GOAL OF THE EXERCISE -
Return each entry exactly, with none missing.

EXTRACTED ENTRIES -
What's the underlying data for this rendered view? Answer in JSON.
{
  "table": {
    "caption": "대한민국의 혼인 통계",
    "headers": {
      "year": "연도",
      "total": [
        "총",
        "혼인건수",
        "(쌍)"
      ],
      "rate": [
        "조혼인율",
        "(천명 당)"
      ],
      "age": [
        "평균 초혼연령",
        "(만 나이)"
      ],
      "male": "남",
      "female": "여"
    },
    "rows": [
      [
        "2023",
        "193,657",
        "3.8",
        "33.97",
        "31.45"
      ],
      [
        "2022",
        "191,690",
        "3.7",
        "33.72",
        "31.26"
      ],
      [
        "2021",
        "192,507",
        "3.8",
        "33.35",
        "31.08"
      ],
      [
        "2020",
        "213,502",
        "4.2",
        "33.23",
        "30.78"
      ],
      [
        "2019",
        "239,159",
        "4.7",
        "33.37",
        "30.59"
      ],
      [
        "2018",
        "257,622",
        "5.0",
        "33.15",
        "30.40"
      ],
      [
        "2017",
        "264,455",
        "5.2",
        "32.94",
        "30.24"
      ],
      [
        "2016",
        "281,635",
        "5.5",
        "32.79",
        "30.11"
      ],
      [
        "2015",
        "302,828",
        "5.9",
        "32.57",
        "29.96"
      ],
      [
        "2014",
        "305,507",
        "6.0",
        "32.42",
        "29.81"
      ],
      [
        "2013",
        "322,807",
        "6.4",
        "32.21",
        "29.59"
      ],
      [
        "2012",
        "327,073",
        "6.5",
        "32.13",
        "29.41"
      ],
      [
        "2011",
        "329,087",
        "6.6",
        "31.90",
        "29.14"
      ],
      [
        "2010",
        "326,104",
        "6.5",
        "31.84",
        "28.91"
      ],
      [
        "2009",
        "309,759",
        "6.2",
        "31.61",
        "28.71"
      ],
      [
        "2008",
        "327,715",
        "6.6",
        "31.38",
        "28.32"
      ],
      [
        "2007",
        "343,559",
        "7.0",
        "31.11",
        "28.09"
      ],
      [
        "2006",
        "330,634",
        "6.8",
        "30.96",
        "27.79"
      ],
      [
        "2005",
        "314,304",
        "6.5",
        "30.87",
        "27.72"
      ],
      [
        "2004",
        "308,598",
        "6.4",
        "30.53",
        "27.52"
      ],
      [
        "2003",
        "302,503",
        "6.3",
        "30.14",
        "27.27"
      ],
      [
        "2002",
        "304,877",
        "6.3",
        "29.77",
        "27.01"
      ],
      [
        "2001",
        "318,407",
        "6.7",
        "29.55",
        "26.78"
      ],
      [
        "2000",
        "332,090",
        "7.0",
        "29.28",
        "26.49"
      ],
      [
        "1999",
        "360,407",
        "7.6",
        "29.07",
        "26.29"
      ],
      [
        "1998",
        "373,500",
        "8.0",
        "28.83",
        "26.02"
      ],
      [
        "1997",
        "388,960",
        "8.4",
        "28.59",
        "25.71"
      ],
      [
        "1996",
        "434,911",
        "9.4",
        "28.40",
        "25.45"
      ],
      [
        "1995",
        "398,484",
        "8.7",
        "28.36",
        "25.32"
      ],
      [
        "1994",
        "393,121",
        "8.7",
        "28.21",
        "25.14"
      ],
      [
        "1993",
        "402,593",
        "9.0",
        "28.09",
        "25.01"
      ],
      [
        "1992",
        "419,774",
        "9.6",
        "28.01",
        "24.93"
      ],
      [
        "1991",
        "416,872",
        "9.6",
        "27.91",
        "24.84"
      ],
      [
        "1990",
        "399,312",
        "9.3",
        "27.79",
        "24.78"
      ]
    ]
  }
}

ANSWER TO THE EXERCISE -
What's the underlying data for this rendered view? Answer in JSON.
{
  "table": {
    "caption": "대한민국의 혼인 통계",
    "headers": {
      "year": "연도",
      "total": [
        "총",
        "혼인건수",
        "(쌍)"
      ],
      "rate": [
        "조혼인율",
        "(천명 당)"
      ],
      "age": [
        "평균 초혼연령",
        "(만 나이)"
      ],
      "male": "남",
      "female": "여"
    },
    "rows": [
      [
        "2023",
        "193,657",
        "3.8",
        "33.97",
        "31.45"
      ],
      [
        "2022",
        "191,690",
        "3.7",
        "33.72",
        "31.26"
      ],
      [
        "2021",
        "192,507",
        "3.8",
        "33.35",
        "31.08"
      ],
      [
        "2020",
        "213,502",
        "4.2",
        "33.23",
        "30.78"
      ],
      [
        "2019",
        "239,159",
        "4.7",
        "33.37",
        "30.59"
      ],
      [
        "2018",
        "257,622",
        "5.0",
        "33.15",
        "30.40"
      ],
      [
        "2017",
        "264,455",
        "5.2",
        "32.94",
        "30.24"
      ],
      [
        "2016",
        "281,635",
        "5.5",
        "32.79",
        "30.11"
      ],
      [
        "2015",
        "302,828",
        "5.9",
        "32.57",
        "29.96"
      ],
      [
        "2014",
        "305,507",
        "6.0",
        "32.42",
        "29.81"
      ],
      [
        "2013",
        "322,807",
        "6.4",
        "32.21",
        "29.59"
      ],
      [
        "2012",
        "327,073",
        "6.5",
        "32.13",
        "29.41"
      ],
      [
        "2011",
        "329,087",
        "6.6",
        "31.90",
        "29.14"
      ],
      [
        "2010",
        "326,104",
        "6.5",
        "31.84",
        "28.91"
      ],
      [
        "2009",
        "309,759",
        "6.2",
        "31.61",
        "28.71"
      ],
      [
        "2008",
        "327,715",
        "6.6",
        "31.38",
        "28.32"
      ],
      [
        "2007",
        "343,559",
        "7.0",
        "31.11",
        "28.09"
      ],
      [
        "2006",
        "330,634",
        "6.8",
        "30.96",
        "27.79"
      ],
      [
        "2005",
        "314,304",
        "6.5",
        "30.87",
        "27.72"
      ],
      [
        "2004",
        "308,598",
        "6.4",
        "30.53",
        "27.52"
      ],
      [
        "2003",
        "302,503",
        "6.3",
        "30.14",
        "27.27"
      ],
      [
        "2002",
        "304,877",
        "6.3",
        "29.77",
        "27.01"
      ],
      [
        "2001",
        "318,407",
        "6.7",
        "29.55",
        "26.78"
      ],
      [
        "2000",
        "332,090",
        "7.0",
        "29.28",
        "26.49"
      ],
      [
        "1999",
        "360,407",
        "7.6",
        "29.07",
        "26.29"
      ],
      [
        "1998",
        "373,500",
        "8.0",
        "28.83",
        "26.02"
      ],
      [
        "1997",
        "388,960",
        "8.4",
        "28.59",
        "25.71"
      ],
      [
        "1996",
        "434,911",
        "9.4",
        "28.40",
        "25.45"
      ],
      [
        "1995",
        "398,484",
        "8.7",
        "28.36",
        "25.32"
      ],
      [
        "1994",
        "393,121",
        "8.7",
        "28.21",
        "25.14"
      ],
      [
        "1993",
        "402,593",
        "9.0",
        "28.09",
        "25.01"
      ],
      [
        "1992",
        "419,774",
        "9.6",
        "28.01",
        "24.93"
      ],
      [
        "1991",
        "416,872",
        "9.6",
        "27.91",
        "24.84"
      ],
      [
        "1990",
        "399,312",
        "9.3",
        "27.79",
        "24.78"
      ]
    ]
  }
}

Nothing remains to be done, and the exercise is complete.